Voici le rôle et les obligations d'un sacristain à Brigueil-le-Chantre tels que définit en 1769.
Il s'agit d'un contrat notarié que rapporte Mgr Barbier de Montault et relaté dans "Les Archives religieuses du pays poitevin" en 1902.
1ère partie - 2ème partie
Aujourd'huy vingt deuxième jour du mois d'octobre mil sept cent soixante et neuf, à l'issue de la messe paroissialle du bourg et paroisse de Brigeuil le Chantre, célébré par Messire Gaspard Mathieu de La Gorce, prestre curé de laditte paroisse et y demeurant ; lequel, conjointement avec Maistre Louis Maurat (1), sieur des Brosse (2), syndic fabricien de la ditte église de Brigeuil le Chantre, au dit nom, nous auroient requis de nous transporter le mesme jour sur la place qui est devant la principale porte de l'église de Brigeuil, aux fins de dresser procès-verbal et passer acte en forme de la nomination d'un sacristin élu et choisi par tous les habitans de la ditte paroisse et agréé par ledit sieur curé,
ainsi que du syndic fabricien de la ditte église (et à) l'instant nous deux, nottaires royeaux soussignés, establis en la sénéchaussée de Montmorillon pour le roy nostre sire, nous sommes exprès transporté sur la place qui est devant l'église paroissialle dudit bourg et paroisse de Brigeuil le Chantre, où estant et ayant trouvé ledit sieur curé avec le syndic fabricien et tous les habittans assemblés exprès au son de la cloche exprès sonnée de voilée pour faire laditte assemblée sur le choix d'un sacristin à nommer ; lesquels, après avoir mûremant réfléchi et délibéré entre eux, ont nommé et nomment pour sacristin de laditte paroisse de Brigeuil le Chantre la personne de Louis Dumas, ycy présant, stipullant et acceptant, lequel, de son bon gré et libre vollontté, a accepté et accepte par les présantes la charge de sacristin de laditte paroisse de Brigeuil le Chantre, aux charges, clauses et conditions qui sont cy-après annoncés au présant acte, pour par luy percevoir des habitans de laditte paroisse de Brigeuil le Chantre les rétributions et émolumants se réduisant à la somme de cinq sols par an chaque feu, un boisseau de bled-seigle pour chaque mettayrie à quatre boeufs et un demy boisseau par chaque particulliers de qui l'héritage est de deux boeufs ou de deux vaches, sont, ainsi que l'usage se pratique dans les paroisses circonvoisines, où il n'y a pas de fond attaché pour le sacristin et l'oblige ledit Dumas, comme il s'oblige par les présantes, de remplir exactement touttes les fonctions de sa charge, qui sont :
« Premièrement, d'estre exact tous les matins d'ouvrir la porte de l'église, de sonner YAngélus à l'aurore, de sonner YAngélus tous les soirs à une demy heure devant la nuit, de fermer la porte de l'église et d'emporter les clefs chez luy, sans pouvoir les confier à qui que se soit, ny sous quelque prétexte que se puisse estre, sans la permission de Monsieur le curé ou du sindic fabricien.

▶ [Lignes fournies]:
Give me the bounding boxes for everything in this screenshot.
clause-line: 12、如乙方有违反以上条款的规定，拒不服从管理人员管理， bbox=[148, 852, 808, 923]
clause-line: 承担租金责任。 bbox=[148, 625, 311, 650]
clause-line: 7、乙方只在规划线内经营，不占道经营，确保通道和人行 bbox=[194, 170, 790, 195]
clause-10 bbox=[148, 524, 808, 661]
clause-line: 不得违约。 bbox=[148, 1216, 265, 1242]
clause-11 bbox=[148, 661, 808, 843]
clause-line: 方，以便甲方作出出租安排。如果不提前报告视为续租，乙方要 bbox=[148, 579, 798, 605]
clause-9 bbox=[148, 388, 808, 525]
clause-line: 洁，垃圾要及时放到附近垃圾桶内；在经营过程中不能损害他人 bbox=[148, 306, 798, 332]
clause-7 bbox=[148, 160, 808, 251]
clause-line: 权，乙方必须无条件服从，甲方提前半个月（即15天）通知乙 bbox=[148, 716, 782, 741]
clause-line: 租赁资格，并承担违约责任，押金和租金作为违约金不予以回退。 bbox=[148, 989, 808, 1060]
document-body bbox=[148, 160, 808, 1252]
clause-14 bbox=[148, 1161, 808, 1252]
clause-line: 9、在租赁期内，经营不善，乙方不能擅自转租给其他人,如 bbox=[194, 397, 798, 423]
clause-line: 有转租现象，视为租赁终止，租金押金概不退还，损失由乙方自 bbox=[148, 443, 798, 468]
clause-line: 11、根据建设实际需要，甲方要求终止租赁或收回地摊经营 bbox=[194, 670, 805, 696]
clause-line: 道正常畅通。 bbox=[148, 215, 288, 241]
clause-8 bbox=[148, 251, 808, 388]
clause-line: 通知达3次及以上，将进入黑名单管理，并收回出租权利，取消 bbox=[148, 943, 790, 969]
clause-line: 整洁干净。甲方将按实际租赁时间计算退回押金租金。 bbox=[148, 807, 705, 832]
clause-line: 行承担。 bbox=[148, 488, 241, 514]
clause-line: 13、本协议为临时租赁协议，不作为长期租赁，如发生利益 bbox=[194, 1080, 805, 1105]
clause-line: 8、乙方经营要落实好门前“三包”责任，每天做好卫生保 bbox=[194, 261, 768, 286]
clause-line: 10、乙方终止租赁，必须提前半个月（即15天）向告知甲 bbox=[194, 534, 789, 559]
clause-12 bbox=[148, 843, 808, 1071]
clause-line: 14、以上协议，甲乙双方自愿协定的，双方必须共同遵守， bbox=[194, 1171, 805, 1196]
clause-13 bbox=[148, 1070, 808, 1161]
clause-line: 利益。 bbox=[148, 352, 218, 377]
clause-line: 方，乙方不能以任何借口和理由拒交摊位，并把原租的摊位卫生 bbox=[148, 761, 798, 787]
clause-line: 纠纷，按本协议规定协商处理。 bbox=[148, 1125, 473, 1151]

---

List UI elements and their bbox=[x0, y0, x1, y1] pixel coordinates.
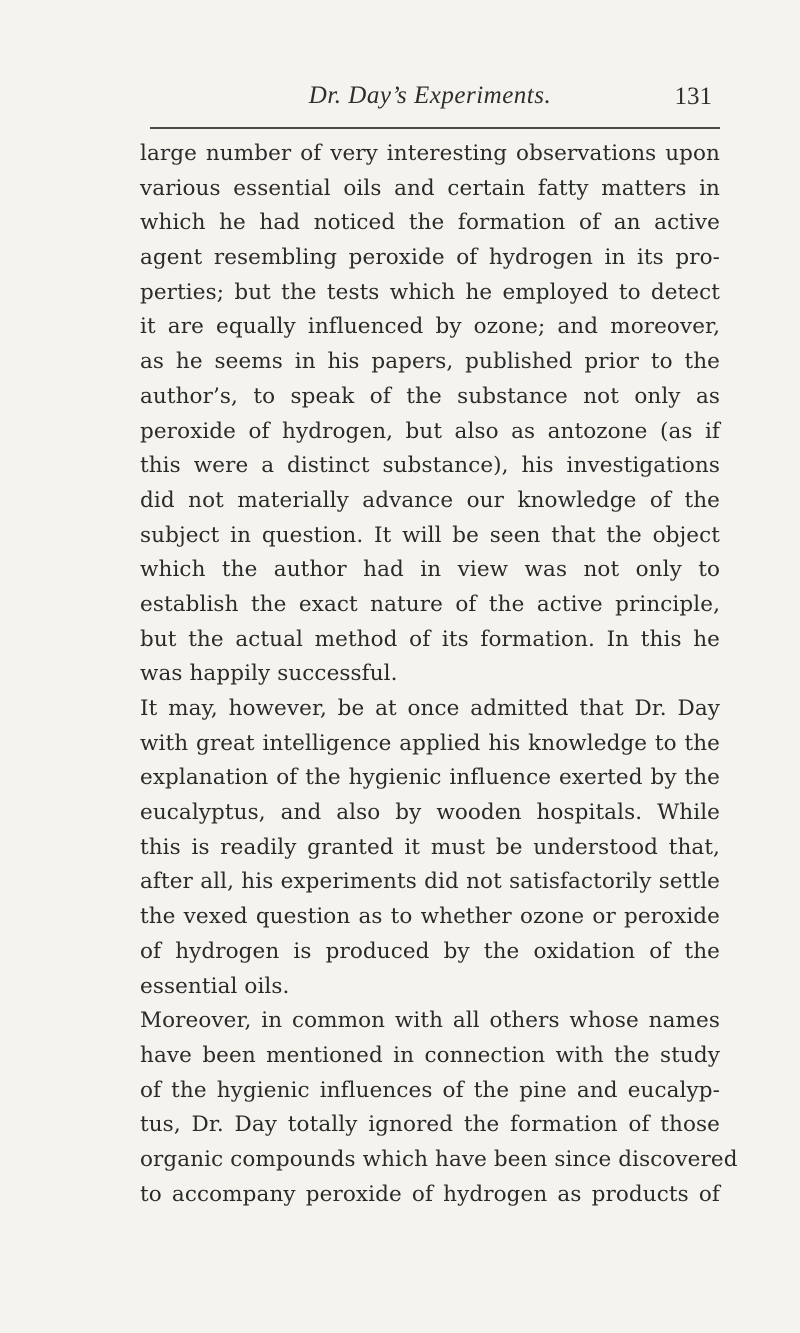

▶ [Exercices proposés]:
**A.** D'après le texte fourni, quelle personne les habitants ont-ils nommée sacristain de la paroisse de Brigeuil le Chantre ?
**B.** Traduisez en anglais la phrase suivante du texte fourni : « Il s'agit d'un contrat notarié que rapporte Mgr Barbier de Montault et relaté dans "Les Archives religieuses du pays poitevin" en 1902. »
**C.** Énumérez toutes les rétributions que le texte fourni prévoit pour le sacristain de la part des habitants de la paroisse.

▶ [Corrigé des exercices]:
**A.** Louis Dumas

**B.** This is a notarial contract reported by Mgr Barbier de Montault and recounted in "Les Archives religieuses du pays poitevin" in 1902.

**C.**
- Cinq sols par an pour chaque feu
- Un boisseau de blé-seigle pour chaque métairie à quatre bœufs
- Un demi-boisseau pour chaque particulier dont l'héritage est de deux bœufs ou de deux vaches